_Task instructions_:
List every line in this data where the string "subtotal" occurs.

_Records to process_:
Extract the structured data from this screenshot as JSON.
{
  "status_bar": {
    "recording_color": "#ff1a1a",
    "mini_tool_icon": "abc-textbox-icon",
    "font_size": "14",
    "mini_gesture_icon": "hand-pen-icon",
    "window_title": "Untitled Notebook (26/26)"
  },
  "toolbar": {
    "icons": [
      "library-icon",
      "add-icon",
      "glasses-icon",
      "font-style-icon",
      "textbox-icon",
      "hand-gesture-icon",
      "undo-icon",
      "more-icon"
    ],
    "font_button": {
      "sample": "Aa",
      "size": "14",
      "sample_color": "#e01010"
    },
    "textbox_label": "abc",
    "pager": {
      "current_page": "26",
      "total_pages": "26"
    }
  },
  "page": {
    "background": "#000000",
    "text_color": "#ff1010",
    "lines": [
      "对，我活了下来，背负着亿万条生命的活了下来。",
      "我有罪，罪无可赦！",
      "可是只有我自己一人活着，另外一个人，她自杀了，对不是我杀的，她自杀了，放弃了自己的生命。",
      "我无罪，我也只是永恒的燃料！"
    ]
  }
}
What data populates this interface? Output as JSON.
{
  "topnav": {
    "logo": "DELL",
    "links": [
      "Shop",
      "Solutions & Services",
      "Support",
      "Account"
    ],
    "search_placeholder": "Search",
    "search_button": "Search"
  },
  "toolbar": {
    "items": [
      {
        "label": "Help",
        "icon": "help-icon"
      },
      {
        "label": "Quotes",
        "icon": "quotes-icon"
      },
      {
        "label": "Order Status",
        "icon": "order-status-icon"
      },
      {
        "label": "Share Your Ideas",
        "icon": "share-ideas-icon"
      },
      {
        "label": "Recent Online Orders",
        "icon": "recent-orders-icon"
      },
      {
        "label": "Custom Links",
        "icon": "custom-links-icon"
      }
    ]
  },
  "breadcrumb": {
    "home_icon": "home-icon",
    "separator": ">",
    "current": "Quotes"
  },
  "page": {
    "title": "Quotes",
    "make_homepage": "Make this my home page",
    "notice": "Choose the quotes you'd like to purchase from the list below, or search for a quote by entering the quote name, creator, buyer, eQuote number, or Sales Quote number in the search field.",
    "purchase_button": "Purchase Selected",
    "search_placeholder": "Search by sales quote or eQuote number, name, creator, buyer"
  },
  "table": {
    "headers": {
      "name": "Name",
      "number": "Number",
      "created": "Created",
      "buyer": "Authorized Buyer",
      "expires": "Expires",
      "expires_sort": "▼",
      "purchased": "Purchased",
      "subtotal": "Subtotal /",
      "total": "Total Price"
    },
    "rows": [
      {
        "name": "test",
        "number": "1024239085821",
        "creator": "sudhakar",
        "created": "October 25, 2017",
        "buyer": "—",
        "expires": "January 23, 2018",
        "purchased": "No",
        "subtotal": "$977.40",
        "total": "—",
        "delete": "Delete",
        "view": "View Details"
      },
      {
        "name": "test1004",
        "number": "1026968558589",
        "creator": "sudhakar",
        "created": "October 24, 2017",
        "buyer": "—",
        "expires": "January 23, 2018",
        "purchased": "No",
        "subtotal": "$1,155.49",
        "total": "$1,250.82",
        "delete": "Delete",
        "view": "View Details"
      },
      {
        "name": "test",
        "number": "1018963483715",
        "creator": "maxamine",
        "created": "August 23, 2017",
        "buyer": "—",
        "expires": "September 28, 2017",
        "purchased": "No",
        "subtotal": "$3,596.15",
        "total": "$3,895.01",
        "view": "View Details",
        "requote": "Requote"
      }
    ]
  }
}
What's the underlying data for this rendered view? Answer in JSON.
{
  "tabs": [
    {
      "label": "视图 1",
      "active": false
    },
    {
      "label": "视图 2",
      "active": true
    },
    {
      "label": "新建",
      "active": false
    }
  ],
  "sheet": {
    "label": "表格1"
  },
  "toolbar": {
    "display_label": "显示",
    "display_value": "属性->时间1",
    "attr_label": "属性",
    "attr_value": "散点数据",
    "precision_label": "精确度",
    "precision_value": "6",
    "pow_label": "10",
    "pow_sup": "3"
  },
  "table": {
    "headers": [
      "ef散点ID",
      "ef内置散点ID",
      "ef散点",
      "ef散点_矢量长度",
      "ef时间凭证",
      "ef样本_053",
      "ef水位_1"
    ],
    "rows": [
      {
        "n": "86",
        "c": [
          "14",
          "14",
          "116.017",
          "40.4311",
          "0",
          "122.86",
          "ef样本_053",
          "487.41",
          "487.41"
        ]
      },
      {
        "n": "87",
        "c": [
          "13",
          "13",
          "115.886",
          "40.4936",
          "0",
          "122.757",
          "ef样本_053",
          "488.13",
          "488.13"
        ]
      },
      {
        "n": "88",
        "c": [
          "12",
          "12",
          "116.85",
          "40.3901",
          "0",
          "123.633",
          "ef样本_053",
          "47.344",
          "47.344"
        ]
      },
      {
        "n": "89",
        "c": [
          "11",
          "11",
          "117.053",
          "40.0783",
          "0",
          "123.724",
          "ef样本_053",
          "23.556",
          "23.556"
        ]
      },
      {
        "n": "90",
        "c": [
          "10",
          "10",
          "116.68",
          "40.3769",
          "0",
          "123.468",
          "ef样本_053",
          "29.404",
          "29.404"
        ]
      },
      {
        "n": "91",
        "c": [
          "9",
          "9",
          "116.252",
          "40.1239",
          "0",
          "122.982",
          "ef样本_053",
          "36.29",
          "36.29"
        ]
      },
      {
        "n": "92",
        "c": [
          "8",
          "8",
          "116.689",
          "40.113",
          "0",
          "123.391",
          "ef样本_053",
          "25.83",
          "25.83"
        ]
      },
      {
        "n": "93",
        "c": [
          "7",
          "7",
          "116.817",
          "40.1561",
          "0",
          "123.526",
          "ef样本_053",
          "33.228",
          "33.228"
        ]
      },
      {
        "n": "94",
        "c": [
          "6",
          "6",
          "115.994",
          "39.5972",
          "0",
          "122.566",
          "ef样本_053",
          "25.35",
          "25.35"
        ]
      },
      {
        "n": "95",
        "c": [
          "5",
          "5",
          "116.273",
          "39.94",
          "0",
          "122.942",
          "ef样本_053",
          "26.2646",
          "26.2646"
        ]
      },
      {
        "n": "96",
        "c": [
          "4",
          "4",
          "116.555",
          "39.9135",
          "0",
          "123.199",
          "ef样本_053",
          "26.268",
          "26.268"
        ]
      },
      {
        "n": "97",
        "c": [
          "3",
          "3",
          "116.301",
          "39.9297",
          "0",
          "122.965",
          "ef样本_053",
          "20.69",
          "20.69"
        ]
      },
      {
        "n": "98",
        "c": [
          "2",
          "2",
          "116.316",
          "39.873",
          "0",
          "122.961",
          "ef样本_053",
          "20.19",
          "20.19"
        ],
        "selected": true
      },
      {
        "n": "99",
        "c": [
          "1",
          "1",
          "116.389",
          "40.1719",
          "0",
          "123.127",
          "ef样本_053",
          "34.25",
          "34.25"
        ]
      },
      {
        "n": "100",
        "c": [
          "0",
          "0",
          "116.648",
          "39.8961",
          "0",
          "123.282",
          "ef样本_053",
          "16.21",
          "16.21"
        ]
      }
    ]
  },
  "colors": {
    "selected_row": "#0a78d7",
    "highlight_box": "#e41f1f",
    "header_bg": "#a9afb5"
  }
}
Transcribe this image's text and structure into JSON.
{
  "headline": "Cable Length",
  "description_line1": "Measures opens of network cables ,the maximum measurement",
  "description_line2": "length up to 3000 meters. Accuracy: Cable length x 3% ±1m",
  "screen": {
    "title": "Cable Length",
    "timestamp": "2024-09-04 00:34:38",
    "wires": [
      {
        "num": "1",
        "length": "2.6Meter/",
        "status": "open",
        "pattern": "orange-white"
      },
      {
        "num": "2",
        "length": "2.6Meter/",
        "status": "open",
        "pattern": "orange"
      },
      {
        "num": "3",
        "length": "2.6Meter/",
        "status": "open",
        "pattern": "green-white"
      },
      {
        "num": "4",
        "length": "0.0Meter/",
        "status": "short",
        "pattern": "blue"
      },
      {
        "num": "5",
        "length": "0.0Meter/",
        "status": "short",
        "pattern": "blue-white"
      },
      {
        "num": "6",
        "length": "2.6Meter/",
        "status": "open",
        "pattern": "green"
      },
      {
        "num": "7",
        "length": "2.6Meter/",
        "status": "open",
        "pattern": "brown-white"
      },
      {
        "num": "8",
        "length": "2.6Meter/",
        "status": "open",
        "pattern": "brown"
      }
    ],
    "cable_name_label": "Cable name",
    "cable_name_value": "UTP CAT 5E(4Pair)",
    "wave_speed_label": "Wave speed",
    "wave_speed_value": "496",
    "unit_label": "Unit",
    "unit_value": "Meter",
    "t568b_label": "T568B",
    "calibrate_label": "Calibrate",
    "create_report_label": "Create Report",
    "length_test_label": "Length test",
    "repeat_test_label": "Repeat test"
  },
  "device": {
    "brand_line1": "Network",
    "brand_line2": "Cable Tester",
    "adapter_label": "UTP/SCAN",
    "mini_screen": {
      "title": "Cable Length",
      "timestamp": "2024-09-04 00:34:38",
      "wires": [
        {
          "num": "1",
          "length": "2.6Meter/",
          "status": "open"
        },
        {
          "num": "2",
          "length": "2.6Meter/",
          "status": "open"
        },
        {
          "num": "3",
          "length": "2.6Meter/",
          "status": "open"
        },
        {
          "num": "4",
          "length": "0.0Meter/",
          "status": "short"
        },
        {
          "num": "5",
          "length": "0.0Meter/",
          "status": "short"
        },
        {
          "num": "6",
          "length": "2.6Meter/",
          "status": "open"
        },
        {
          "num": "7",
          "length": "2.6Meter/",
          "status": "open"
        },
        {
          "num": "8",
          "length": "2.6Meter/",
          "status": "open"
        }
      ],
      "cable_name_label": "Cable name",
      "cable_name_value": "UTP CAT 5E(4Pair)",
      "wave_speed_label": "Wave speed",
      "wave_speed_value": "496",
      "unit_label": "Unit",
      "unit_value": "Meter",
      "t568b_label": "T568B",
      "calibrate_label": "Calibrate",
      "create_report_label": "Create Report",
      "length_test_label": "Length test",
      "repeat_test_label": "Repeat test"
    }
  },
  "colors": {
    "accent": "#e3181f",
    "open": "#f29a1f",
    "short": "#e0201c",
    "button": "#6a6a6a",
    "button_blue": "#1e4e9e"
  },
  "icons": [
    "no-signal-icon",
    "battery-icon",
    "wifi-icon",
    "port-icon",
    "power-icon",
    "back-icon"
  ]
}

_Exercise output_:
      "subtotal": "Subtotal /",
        "subtotal": "$977.40",
        "subtotal": "$1,155.49",
        "subtotal": "$3,596.15",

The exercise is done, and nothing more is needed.